◆ PROBLEM TO WORK ON
Could you copy every line from the material below in which "Istennek" appears?

◆ THE INPUT
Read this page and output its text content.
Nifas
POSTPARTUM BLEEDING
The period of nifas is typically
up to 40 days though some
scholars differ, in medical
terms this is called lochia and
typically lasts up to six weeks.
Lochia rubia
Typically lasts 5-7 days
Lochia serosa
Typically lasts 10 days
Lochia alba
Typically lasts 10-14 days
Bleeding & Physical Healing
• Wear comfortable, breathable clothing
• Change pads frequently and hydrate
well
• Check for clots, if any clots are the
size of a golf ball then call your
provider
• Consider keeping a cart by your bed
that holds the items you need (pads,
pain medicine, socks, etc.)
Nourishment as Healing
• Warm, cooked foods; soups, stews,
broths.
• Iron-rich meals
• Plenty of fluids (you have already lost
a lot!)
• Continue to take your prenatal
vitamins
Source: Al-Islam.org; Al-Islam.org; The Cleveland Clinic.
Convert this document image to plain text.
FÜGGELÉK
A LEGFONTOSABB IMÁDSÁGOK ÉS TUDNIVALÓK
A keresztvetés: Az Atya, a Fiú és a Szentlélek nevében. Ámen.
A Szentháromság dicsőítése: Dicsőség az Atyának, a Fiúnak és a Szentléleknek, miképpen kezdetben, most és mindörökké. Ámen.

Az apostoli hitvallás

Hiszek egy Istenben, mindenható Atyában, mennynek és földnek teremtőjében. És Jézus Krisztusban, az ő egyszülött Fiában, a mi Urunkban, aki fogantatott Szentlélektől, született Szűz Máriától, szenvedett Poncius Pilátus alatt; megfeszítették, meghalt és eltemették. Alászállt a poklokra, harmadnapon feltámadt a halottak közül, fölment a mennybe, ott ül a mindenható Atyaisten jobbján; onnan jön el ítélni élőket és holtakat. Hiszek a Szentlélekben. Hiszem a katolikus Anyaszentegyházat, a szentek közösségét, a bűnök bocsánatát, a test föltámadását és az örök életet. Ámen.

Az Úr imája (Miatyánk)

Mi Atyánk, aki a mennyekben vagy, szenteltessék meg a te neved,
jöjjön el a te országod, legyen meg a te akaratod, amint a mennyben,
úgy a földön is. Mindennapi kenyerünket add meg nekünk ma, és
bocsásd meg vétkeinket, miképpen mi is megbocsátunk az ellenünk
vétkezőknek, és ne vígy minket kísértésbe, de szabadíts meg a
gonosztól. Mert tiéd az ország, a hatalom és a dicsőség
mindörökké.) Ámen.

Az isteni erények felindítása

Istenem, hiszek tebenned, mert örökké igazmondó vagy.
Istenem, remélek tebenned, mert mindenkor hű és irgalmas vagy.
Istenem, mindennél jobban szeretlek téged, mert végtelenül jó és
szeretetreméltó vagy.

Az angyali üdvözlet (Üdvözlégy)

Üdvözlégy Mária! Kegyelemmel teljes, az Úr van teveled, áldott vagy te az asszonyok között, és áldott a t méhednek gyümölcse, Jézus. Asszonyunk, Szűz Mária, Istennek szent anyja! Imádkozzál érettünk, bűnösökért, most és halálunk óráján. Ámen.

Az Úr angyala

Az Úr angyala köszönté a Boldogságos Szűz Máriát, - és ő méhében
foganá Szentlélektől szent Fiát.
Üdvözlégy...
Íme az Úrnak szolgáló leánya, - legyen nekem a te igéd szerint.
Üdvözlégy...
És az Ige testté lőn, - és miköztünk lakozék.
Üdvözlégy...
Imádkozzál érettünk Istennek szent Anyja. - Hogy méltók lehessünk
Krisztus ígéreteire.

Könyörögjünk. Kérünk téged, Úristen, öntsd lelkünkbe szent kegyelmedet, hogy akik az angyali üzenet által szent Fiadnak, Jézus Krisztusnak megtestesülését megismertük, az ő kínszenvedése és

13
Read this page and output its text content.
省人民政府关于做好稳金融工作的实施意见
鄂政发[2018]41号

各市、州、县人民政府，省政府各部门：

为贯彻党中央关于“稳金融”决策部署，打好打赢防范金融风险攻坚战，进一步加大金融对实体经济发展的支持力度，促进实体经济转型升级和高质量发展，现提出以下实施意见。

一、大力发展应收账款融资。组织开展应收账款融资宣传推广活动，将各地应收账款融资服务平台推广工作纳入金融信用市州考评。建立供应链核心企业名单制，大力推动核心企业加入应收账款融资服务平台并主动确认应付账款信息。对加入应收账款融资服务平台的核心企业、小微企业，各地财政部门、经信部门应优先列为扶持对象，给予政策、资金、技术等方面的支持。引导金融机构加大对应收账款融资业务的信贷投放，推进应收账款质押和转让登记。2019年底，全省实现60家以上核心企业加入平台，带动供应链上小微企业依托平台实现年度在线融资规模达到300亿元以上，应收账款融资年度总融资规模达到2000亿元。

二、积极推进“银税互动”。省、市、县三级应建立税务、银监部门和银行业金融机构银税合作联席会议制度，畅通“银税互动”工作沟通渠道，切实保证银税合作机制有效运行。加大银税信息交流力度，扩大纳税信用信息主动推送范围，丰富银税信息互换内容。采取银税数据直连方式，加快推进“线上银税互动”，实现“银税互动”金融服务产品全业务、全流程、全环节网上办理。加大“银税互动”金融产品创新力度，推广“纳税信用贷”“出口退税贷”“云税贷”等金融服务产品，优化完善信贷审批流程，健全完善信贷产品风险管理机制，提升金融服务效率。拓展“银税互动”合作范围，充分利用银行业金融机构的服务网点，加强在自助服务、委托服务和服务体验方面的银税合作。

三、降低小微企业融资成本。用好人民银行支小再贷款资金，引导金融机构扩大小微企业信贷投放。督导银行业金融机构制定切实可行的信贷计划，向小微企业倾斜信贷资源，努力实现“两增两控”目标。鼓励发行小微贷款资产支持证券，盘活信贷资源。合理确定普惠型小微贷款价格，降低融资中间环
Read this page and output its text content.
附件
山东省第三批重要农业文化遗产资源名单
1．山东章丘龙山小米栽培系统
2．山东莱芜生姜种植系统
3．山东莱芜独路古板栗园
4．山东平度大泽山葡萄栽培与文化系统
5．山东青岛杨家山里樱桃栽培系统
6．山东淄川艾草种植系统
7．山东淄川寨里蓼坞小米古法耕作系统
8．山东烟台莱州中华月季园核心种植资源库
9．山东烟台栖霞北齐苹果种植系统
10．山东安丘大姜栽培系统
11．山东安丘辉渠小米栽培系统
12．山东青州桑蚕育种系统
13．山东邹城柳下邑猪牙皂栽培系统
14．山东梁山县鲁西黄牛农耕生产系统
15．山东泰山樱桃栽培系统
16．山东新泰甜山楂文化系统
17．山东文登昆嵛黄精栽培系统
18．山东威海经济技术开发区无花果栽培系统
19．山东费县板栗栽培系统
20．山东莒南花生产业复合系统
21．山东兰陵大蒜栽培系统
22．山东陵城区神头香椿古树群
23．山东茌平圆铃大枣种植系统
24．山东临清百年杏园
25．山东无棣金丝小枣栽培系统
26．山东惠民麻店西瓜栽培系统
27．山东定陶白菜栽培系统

◆ COMPLETE OUTPUT
Üdvözlégy Mária! Kegyelemmel teljes, az Úr van teveled, áldott vagy te az asszonyok között, és áldott a t méhednek gyümölcse, Jézus. Asszonyunk, Szűz Mária, Istennek szent anyja! Imádkozzál érettünk, bűnösökért, most és halálunk óráján. Ámen.
Imádkozzál érettünk Istennek szent Anyja. - Hogy méltók lehessünk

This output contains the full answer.